• [PROVIDED INFORMATION]
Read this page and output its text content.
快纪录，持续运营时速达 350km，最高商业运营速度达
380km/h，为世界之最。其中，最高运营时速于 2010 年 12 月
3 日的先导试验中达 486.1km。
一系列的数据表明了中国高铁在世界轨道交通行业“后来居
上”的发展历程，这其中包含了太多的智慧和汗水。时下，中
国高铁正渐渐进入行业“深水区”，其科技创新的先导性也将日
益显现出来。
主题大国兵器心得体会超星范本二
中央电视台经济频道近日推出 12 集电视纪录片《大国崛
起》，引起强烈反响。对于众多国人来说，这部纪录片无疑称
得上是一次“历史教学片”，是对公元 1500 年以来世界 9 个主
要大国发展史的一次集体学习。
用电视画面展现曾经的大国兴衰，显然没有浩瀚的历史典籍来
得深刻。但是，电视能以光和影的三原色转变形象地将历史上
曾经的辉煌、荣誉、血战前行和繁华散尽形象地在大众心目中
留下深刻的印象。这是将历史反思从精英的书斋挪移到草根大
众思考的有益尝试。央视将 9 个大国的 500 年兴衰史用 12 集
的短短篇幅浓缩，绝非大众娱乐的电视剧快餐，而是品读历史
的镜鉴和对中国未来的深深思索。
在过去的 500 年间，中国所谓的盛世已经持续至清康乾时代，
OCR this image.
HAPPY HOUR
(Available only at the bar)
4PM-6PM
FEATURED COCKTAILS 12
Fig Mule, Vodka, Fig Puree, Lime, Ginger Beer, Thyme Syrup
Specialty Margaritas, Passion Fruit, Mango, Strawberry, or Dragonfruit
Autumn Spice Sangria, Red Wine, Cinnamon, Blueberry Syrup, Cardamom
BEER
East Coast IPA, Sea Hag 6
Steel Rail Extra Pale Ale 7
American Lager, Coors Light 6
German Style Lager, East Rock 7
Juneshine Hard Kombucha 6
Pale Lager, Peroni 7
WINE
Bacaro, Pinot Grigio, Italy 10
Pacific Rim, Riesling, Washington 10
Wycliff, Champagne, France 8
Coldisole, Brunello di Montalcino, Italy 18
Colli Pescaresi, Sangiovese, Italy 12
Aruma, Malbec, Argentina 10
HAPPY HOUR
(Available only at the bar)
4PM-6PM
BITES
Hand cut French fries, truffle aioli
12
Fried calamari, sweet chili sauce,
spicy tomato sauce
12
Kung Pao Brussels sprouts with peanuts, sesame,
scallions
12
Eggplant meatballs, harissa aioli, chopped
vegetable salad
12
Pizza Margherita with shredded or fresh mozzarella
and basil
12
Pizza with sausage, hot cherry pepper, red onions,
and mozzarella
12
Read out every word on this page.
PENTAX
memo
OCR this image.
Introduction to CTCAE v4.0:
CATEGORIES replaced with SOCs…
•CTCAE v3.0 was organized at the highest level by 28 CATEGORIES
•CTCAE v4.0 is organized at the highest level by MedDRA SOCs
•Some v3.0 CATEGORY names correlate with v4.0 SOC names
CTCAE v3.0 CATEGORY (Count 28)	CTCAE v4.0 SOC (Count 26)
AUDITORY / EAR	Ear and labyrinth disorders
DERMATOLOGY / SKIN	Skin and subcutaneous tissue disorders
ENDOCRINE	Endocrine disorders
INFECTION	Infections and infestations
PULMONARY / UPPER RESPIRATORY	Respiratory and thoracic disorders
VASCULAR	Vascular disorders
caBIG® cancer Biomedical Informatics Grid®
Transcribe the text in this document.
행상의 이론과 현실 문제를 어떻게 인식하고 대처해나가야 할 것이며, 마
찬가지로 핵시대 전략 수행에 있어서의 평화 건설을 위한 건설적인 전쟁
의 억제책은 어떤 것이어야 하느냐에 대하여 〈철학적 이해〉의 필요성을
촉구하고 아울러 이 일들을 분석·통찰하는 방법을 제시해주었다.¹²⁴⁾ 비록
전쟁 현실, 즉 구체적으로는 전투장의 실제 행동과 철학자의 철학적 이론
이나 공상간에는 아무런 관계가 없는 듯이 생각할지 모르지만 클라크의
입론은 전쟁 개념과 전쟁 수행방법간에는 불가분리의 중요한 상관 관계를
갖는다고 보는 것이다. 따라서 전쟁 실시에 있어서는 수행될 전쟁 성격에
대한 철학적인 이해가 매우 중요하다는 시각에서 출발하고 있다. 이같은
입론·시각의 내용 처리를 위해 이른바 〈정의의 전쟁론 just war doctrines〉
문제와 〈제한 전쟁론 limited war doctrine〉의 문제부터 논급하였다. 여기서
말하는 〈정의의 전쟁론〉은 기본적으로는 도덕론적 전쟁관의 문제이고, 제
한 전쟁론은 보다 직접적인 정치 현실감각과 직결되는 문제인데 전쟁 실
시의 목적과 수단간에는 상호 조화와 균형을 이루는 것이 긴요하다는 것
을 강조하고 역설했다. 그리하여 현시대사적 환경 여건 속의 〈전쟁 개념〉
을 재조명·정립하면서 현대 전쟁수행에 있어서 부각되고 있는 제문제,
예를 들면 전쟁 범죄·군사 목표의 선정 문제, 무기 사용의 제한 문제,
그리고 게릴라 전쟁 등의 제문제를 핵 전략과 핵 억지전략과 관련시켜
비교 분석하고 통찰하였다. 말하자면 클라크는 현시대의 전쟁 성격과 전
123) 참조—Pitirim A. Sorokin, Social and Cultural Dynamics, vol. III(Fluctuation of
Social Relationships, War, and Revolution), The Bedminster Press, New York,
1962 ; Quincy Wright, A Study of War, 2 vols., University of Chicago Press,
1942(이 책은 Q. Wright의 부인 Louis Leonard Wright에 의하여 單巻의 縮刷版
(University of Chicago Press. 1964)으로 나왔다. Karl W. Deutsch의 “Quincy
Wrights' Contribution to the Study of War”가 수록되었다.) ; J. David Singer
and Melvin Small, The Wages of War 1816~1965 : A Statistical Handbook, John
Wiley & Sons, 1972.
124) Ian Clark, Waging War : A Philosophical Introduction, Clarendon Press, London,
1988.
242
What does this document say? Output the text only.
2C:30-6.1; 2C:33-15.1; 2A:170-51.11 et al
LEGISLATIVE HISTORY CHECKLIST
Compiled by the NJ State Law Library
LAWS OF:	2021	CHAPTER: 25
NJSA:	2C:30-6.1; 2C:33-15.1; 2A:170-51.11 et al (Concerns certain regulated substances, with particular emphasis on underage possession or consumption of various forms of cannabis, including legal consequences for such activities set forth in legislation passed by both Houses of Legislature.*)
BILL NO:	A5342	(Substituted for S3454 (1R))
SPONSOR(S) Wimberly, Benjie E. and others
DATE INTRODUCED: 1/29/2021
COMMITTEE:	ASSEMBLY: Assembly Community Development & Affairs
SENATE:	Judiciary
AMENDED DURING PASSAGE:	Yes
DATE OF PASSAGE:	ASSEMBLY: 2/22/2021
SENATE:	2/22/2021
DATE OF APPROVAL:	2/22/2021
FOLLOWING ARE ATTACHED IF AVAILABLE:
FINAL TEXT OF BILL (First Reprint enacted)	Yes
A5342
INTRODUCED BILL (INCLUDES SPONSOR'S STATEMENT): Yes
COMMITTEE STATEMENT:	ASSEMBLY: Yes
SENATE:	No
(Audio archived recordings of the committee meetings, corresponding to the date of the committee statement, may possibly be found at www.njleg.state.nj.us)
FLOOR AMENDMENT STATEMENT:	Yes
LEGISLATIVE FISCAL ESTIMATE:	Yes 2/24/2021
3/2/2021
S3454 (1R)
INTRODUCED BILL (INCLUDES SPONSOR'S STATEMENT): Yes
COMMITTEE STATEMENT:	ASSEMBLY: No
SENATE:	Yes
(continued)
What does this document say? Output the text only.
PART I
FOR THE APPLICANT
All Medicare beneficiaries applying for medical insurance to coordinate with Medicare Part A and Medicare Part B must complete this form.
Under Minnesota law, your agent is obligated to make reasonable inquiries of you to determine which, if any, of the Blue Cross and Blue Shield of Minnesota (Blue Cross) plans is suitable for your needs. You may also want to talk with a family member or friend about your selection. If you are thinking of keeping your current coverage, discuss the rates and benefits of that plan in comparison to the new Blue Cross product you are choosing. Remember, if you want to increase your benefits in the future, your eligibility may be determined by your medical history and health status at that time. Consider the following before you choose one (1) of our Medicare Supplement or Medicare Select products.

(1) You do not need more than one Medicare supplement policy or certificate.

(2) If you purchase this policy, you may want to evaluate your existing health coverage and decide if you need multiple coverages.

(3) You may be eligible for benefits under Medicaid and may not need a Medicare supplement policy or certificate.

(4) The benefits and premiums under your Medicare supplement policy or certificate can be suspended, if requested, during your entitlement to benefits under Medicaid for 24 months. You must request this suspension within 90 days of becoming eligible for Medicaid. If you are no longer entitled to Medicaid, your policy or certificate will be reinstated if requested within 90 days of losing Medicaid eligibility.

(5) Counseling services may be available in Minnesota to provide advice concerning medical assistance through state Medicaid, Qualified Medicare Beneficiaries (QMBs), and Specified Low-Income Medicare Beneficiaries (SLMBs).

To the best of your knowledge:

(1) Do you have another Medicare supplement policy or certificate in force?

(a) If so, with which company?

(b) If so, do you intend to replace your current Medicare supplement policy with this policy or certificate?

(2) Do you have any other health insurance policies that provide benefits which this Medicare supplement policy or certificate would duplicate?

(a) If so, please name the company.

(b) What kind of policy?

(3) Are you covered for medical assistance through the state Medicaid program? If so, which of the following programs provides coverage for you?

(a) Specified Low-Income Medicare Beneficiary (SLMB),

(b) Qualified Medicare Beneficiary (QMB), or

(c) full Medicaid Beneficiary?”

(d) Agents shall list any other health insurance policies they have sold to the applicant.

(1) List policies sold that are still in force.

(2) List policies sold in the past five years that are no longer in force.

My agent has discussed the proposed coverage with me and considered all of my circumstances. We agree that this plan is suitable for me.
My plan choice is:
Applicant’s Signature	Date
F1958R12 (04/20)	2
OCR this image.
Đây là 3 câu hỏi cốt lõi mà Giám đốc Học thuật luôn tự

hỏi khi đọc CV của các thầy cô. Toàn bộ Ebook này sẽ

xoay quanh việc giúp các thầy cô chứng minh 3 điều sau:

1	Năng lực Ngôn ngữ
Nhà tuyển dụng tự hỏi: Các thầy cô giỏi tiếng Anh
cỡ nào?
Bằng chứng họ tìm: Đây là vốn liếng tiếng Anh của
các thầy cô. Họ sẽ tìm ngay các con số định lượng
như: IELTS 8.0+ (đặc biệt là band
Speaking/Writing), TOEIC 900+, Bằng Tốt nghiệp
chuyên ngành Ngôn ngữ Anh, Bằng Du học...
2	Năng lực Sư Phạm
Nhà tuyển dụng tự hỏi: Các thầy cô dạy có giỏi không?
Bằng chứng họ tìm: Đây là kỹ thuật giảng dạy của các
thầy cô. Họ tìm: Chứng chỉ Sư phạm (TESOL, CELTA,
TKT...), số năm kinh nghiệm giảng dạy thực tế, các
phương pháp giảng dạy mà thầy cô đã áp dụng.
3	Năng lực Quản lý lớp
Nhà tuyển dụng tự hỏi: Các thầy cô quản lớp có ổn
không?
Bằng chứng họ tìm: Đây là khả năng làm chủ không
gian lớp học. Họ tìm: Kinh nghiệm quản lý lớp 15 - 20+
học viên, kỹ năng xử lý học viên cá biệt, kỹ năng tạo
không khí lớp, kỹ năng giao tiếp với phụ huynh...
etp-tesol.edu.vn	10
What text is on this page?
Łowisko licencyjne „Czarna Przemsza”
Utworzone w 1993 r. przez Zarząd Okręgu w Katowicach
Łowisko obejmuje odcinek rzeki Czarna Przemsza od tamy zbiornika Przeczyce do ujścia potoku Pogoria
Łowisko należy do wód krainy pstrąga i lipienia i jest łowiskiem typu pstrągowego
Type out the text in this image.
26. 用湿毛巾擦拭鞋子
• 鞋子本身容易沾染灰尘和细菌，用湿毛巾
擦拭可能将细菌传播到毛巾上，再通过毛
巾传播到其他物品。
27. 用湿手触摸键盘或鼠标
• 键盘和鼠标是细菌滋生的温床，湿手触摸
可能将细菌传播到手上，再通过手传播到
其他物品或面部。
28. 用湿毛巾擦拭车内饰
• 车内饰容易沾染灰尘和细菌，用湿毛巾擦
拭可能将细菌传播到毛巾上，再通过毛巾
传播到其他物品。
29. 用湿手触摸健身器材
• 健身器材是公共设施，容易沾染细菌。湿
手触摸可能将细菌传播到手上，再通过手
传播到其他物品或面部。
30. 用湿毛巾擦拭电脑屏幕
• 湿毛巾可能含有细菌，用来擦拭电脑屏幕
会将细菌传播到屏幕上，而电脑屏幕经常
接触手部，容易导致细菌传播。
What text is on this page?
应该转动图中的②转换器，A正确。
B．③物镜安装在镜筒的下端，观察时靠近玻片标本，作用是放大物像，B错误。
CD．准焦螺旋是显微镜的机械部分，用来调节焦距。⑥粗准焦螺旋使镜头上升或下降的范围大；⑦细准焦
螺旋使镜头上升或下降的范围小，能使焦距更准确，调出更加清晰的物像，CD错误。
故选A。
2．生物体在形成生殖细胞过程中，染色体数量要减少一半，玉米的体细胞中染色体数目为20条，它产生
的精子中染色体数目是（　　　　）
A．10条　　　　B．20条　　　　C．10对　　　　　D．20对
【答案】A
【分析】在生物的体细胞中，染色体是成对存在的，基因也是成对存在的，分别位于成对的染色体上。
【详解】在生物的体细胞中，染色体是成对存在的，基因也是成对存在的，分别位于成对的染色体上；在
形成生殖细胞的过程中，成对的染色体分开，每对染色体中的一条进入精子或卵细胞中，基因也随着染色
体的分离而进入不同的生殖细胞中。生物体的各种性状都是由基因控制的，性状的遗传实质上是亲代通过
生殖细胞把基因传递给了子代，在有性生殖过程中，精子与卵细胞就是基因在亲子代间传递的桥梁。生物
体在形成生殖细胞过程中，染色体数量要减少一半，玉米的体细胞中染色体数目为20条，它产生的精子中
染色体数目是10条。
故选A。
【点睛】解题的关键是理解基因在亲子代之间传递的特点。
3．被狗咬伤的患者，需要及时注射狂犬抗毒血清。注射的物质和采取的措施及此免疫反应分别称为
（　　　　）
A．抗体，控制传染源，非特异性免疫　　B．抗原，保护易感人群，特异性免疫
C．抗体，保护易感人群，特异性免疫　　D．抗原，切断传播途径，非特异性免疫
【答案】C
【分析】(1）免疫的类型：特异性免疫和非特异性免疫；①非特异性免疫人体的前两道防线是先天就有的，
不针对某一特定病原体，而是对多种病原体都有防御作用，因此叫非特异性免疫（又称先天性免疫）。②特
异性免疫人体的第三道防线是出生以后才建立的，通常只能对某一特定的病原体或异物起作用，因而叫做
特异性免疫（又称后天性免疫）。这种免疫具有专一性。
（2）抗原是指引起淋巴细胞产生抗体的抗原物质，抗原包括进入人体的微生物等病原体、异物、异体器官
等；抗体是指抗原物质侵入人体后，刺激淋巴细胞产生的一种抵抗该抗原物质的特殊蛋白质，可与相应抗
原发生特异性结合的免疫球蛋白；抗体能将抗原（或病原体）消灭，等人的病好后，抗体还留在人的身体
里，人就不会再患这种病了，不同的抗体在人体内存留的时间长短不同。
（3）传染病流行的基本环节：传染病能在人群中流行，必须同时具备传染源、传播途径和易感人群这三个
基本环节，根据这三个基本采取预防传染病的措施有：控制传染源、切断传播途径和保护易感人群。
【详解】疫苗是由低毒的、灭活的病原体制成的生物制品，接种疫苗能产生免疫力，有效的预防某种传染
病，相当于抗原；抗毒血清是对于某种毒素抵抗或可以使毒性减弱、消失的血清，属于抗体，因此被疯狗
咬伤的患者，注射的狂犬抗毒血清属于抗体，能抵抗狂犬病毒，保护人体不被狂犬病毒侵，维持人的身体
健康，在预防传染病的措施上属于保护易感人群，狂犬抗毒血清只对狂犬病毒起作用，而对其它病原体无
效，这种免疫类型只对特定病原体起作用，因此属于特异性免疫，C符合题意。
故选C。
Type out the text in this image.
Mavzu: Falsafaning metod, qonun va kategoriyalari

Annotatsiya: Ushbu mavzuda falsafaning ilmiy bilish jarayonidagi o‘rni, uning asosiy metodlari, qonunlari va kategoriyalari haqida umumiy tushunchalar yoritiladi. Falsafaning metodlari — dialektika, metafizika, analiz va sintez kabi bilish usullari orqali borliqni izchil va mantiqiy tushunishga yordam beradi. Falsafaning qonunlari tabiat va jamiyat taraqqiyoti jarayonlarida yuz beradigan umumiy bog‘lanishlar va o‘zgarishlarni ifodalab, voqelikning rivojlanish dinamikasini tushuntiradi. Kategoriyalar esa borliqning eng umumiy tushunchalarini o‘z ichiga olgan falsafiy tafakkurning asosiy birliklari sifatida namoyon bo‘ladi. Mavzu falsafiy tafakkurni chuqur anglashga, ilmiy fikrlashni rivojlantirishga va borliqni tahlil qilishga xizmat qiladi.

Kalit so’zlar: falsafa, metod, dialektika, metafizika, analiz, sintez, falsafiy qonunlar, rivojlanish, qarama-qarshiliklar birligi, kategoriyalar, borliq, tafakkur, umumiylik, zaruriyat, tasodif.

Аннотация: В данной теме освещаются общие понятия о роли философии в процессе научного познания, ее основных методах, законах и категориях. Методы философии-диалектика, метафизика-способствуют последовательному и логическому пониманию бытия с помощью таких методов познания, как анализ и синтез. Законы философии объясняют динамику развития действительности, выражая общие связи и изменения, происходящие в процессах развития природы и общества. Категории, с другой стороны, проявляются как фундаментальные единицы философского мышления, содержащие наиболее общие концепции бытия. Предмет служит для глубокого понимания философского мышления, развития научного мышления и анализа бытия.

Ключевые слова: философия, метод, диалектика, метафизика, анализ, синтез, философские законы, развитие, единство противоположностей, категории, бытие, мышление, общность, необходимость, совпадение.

• [WORK REQUIRED]
Tally the lines of the preceding listing in which the word "tiếng" appears; state nothing but the total.

• [ANSWER BELOW]
2